Rewrite each line of the material below as a Markdown table with the columns No. and Text, numbering the rows and skipping blank lines. Leave the pictures out.

-- Start of Data section --

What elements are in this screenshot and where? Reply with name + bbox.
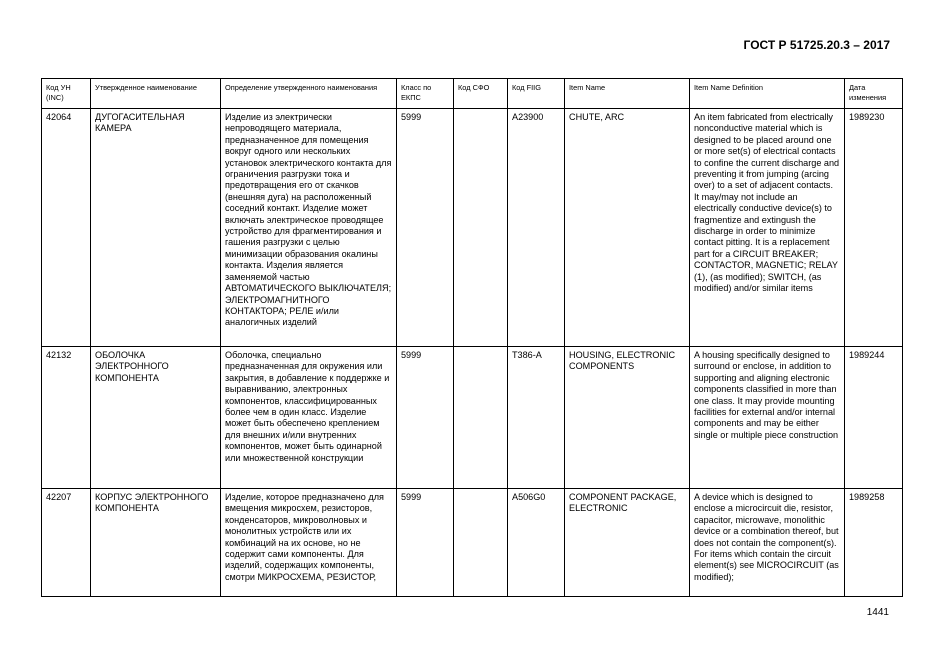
table-row <box>42 347 903 489</box>
cell-sfo <box>454 109 508 347</box>
header-ekps: Класс по ЕКПС <box>397 79 454 109</box>
cell-item-name: CHUTE, ARC <box>565 109 690 347</box>
header-item-definition: Item Name Definition <box>690 79 845 109</box>
cell-item-definition: An item fabricated from electrically nonconductive material which is designed to be placed around one or more set(s) of electrical contacts to confine the current discharge and preventing it from jumping (arcing over) to a set of adjacent contacts. It may/may not include an electrically conductive device(s) to fragmentize and extingush the discharge in order to minimize contact pitting. It is a replacement part for a CIRCUIT BREAKER; CONTACTOR, MAGNETIC; RELAY (1), (as modified); SWITCH, (as modified) and/or similar items <box>690 109 845 347</box>
items-table <box>41 78 903 597</box>
header-date: Дата изменения <box>845 79 903 109</box>
cell-fiig: T386-A <box>508 347 565 489</box>
cell-item-definition: A housing specifically designed to surround or enclose, in addition to supporting and aligning electronic components classified in more than one class. It may provide mounting facilities for external and/or internal components and may be either single or multiple piece construction <box>690 347 845 489</box>
header-fiig: Код FIIG <box>508 79 565 109</box>
cell-item-definition: A device which is designed to enclose a microcircuit die, resistor, capacitor, microwave, monolithic device or a combination thereof, but does not contain the component(s). For items which contain the circuit element(s) see MICROCIRCUIT (as modified); <box>690 489 845 597</box>
header-inc: Код УН (INC) <box>42 79 91 109</box>
cell-ekps: 5999 <box>397 109 454 347</box>
cell-definition: Оболочка, специально предназначенная для окружения или закрытия, в добавление к поддержке и выравниванию, электронных компонентов, классифицированных более чем в один класс. Изделие может быть обеспечено креплением для внешних и/или внутренних компонентов, может быть одинарной или множественной конструкции <box>221 347 397 489</box>
header-approved-name: Утвержденное наименование <box>91 79 221 109</box>
table-header-row <box>42 79 903 109</box>
cell-date: 1989230 <box>845 109 903 347</box>
cell-fiig: A506G0 <box>508 489 565 597</box>
header-definition: Определение утвержденного наименования <box>221 79 397 109</box>
cell-date: 1989244 <box>845 347 903 489</box>
cell-approved-name: КОРПУС ЭЛЕКТРОННОГО КОМПОНЕНТА <box>91 489 221 597</box>
cell-ekps: 5999 <box>397 347 454 489</box>
cell-ekps: 5999 <box>397 489 454 597</box>
cell-fiig: A23900 <box>508 109 565 347</box>
cell-sfo <box>454 489 508 597</box>
cell-inc: 42207 <box>42 489 91 597</box>
cell-definition: Изделие, которое предназначено для вмещения микросхем, резисторов, конденсаторов, микроволновых и монолитных устройств или их комбинаций на их основе, но не содержит сами компоненты. Для изделий, содержащих компоненты, смотри МИКРОСХЕМА, РЕЗИСТОР, <box>221 489 397 597</box>
cell-sfo <box>454 347 508 489</box>
cell-approved-name: ОБОЛОЧКА ЭЛЕКТРОННОГО КОМПОНЕНТА <box>91 347 221 489</box>
table-row <box>42 489 903 597</box>
cell-definition: Изделие из электрически непроводящего материала, предназначенное для помещения вокруг одного или нескольких установок электрического контакта для ограничения разгрузки тока и предотвращения его от скачков (внешняя дуга) на расположенный соседний контакт. Изделие может включать электрическое проводящее устройство для фрагментирования и гашения разгрузки с целью минимизации образования окалины контакта. Изделия является заменяемой частью АВТОМАТИЧЕСКОГО ВЫКЛЮЧАТЕЛЯ; ЭЛЕКТРОМАГНИТНОГО КОНТАКТОРА; РЕЛЕ и/или аналогичных изделий <box>221 109 397 347</box>
cell-approved-name: ДУГОГАСИТЕЛЬНАЯ КАМЕРА <box>91 109 221 347</box>
header-item-name: Item Name <box>565 79 690 109</box>
standard-number: ГОСТ Р 51725.20.3 – 2017 <box>743 38 890 52</box>
cell-inc: 42132 <box>42 347 91 489</box>
cell-item-name: HOUSING, ELECTRONIC COMPONENTS <box>565 347 690 489</box>
cell-item-name: COMPONENT PACKAGE, ELECTRONIC <box>565 489 690 597</box>
cell-inc: 42064 <box>42 109 91 347</box>
table-row <box>42 109 903 347</box>
page-number: 1441 <box>866 607 889 618</box>
header-sfo: Код СФО <box>454 79 508 109</box>
cell-date: 1989258 <box>845 489 903 597</box>
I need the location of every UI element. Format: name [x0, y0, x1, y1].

-- End of Data section --

Correct answer
| No. | Text |
|---|---|
| 1 | What elements are in this screenshot and where? Reply with name + bbox. |
| 2 | table-row <box>42 347 903 489</box> |
| 3 | cell-sfo <box>454 109 508 347</box> |
| 4 | header-ekps: Класс по ЕКПС <box>397 79 454 109</box> |
| 5 | cell-item-name: CHUTE, ARC <box>565 109 690 347</box> |
| 6 | header-item-definition: Item Name Definition <box>690 79 845 109</box> |
| 7 | cell-item-definition: An item fabricated from electrically nonconductive material which is designed to be placed around one or more set(s) of electrical contacts to confine the current discharge and preventing it from jumping (arcing over) to a set of adjacent contacts. It may/may not include an electrically conductive device(s) to fragmentize and extingush the discharge in order to minimize contact pitting. It is a replacement part for a CIRCUIT BREAKER; CONTACTOR, MAGNETIC; RELAY (1), (as modified); SWITCH, (as modified) and/or similar items <box>690 109 845 347</box> |
| 8 | items-table <box>41 78 903 597</box> |
| 9 | header-date: Дата изменения <box>845 79 903 109</box> |
| 10 | cell-fiig: T386-A <box>508 347 565 489</box> |
| 11 | cell-item-definition: A housing specifically designed to surround or enclose, in addition to supporting and aligning electronic components classified in more than one class. It may provide mounting facilities for external and/or internal components and may be either single or multiple piece construction <box>690 347 845 489</box> |
| 12 | header-fiig: Код FIIG <box>508 79 565 109</box> |
| 13 | cell-item-definition: A device which is designed to enclose a microcircuit die, resistor, capacitor, microwave, monolithic device or a combination thereof, but does not contain the component(s). For items which contain the circuit element(s) see MICROCIRCUIT (as modified); <box>690 489 845 597</box> |
| 14 | header-inc: Код УН (INC) <box>42 79 91 109</box> |
| 15 | cell-ekps: 5999 <box>397 109 454 347</box> |
| 16 | cell-definition: Оболочка, специально предназначенная для окружения или закрытия, в добавление к поддержке и выравниванию, электронных компонентов, классифицированных более чем в один класс. Изделие может быть обеспечено креплением для внешних и/или внутренних компонентов, может быть одинарной или множественной конструкции <box>221 347 397 489</box> |
| 17 | header-approved-name: Утвержденное наименование <box>91 79 221 109</box> |
| 18 | table-header-row <box>42 79 903 109</box> |
| 19 | cell-date: 1989230 <box>845 109 903 347</box> |
| 20 | cell-fiig: A506G0 <box>508 489 565 597</box> |
| 21 | header-definition: Определение утвержденного наименования <box>221 79 397 109</box> |
| 22 | cell-date: 1989244 <box>845 347 903 489</box> |
| 23 | cell-approved-name: КОРПУС ЭЛЕКТРОННОГО КОМПОНЕНТА <box>91 489 221 597</box> |
| 24 | cell-ekps: 5999 <box>397 347 454 489</box> |
| 25 | cell-ekps: 5999 <box>397 489 454 597</box> |
| 26 | cell-fiig: A23900 <box>508 109 565 347</box> |
| 27 | cell-sfo <box>454 489 508 597</box> |
| 28 | cell-inc: 42207 <box>42 489 91 597</box> |
| 29 | cell-definition: Изделие, которое предназначено для вмещения микросхем, резисторов, конденсаторов, микроволновых и монолитных устройств или их комбинаций на их основе, но не содержит сами компоненты. Для изделий, содержащих компоненты, смотри МИКРОСХЕМА, РЕЗИСТОР, <box>221 489 397 597</box> |
| 30 | cell-sfo <box>454 347 508 489</box> |
| 31 | cell-approved-name: ОБОЛОЧКА ЭЛЕКТРОННОГО КОМПОНЕНТА <box>91 347 221 489</box> |
| 32 | table-row <box>42 489 903 597</box> |
| 33 | cell-definition: Изделие из электрически непроводящего материала, предназначенное для помещения вокруг одного или нескольких установок электрического контакта для ограничения разгрузки тока и предотвращения его от скачков (внешняя дуга) на расположенный соседний контакт. Изделие может включать электрическое проводящее устройство для фрагментирования и гашения разгрузки с целью минимизации образования окалины контакта. Изделия является заменяемой частью АВТОМАТИЧЕСКОГО ВЫКЛЮЧАТЕЛЯ; ЭЛЕКТРОМАГНИТНОГО КОНТАКТОРА; РЕЛЕ и/или аналогичных изделий <box>221 109 397 347</box> |
| 34 | cell-approved-name: ДУГОГАСИТЕЛЬНАЯ КАМЕРА <box>91 109 221 347</box> |
| 35 | header-item-name: Item Name <box>565 79 690 109</box> |
| 36 | standard-number: ГОСТ Р 51725.20.3 – 2017 <box>743 38 890 52</box> |
| 37 | cell-inc: 42132 <box>42 347 91 489</box> |
| 38 | cell-item-name: HOUSING, ELECTRONIC COMPONENTS <box>565 347 690 489</box> |
| 39 | cell-item-name: COMPONENT PACKAGE, ELECTRONIC <box>565 489 690 597</box> |
| 40 | cell-inc: 42064 <box>42 109 91 347</box> |
| 41 | table-row <box>42 109 903 347</box> |
| 42 | page-number: 1441 <box>866 607 889 618</box> |
| 43 | header-sfo: Код СФО <box>454 79 508 109</box> |
| 44 | cell-date: 1989258 <box>845 489 903 597</box> |
| 45 | I need the location of every UI element. Format: name [x0, y0, x1, y1]. |